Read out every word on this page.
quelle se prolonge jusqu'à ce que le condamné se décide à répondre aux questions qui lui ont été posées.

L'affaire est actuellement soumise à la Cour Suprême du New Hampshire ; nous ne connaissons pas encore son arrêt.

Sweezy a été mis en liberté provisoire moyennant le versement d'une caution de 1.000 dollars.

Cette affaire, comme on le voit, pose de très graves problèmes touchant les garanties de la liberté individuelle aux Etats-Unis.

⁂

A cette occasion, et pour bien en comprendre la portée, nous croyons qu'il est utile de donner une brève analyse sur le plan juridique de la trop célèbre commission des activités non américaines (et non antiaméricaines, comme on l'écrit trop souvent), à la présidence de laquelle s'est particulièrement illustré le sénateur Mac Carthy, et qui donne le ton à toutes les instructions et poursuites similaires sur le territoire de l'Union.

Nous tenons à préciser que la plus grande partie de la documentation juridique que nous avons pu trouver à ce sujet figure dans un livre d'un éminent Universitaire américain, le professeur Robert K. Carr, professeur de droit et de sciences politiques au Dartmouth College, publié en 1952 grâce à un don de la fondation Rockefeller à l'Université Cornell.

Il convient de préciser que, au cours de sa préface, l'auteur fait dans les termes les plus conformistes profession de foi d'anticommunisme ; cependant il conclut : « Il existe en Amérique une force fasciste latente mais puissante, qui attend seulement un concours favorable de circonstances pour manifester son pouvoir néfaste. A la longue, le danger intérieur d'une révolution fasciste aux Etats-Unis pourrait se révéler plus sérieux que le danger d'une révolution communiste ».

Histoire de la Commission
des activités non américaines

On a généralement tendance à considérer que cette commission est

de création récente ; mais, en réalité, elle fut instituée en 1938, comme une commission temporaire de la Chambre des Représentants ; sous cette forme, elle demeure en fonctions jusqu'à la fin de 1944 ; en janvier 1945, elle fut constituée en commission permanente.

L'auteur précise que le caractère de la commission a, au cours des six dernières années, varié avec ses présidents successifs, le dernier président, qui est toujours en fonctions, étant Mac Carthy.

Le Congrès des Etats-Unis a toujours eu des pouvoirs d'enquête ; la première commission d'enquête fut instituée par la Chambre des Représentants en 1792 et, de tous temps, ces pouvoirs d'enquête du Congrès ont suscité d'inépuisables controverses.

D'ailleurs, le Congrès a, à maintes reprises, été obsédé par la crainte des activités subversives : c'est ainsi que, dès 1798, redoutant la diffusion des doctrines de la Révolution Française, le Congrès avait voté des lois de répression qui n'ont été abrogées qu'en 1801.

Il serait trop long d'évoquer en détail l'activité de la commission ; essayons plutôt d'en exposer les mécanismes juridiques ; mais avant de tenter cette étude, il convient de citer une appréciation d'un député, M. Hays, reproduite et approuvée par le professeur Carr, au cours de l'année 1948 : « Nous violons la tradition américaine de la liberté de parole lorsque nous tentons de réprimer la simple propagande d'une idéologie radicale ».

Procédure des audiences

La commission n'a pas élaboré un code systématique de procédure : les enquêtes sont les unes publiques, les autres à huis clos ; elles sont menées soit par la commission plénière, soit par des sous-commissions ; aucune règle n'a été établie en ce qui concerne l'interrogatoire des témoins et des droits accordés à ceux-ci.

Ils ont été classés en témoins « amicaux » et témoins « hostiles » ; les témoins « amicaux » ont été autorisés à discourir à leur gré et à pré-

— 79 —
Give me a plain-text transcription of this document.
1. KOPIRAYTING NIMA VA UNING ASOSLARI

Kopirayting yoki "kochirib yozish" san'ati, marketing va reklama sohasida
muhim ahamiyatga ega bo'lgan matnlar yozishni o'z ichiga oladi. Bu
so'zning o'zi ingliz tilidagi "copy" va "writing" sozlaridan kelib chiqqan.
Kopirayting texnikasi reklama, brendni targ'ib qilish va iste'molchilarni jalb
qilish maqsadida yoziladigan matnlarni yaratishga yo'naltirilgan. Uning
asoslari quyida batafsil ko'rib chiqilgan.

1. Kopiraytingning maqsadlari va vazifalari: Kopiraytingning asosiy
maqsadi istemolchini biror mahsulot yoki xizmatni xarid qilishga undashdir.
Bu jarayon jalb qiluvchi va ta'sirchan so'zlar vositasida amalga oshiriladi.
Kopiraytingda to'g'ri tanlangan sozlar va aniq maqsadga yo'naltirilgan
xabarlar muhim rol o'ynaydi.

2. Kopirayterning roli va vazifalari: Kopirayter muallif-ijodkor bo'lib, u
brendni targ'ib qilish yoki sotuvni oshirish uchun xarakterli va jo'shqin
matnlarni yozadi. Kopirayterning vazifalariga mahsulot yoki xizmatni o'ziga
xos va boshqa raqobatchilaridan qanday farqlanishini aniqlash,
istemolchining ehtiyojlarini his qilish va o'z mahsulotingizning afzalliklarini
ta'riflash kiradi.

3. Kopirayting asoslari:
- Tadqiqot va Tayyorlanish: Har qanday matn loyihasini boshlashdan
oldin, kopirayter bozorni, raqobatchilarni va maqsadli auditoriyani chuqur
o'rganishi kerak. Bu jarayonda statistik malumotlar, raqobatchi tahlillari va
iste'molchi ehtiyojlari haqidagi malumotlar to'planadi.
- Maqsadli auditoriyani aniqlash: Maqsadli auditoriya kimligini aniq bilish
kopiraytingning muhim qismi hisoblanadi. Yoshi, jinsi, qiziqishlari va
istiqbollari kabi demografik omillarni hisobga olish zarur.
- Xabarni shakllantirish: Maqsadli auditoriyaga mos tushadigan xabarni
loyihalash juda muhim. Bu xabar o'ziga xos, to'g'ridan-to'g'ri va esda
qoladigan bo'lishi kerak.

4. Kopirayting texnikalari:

○ ○ ○

YOUR GOAL -
Scan the material above. Copy each line where "xizmatni" occurs.

FINISHED ANSWER -
maqsadi istemolchini biror mahsulot yoki xizmatni xarid qilishga undashdir.
matnlarni yozadi. Kopirayterning vazifalariga mahsulot yoki xizmatni o'ziga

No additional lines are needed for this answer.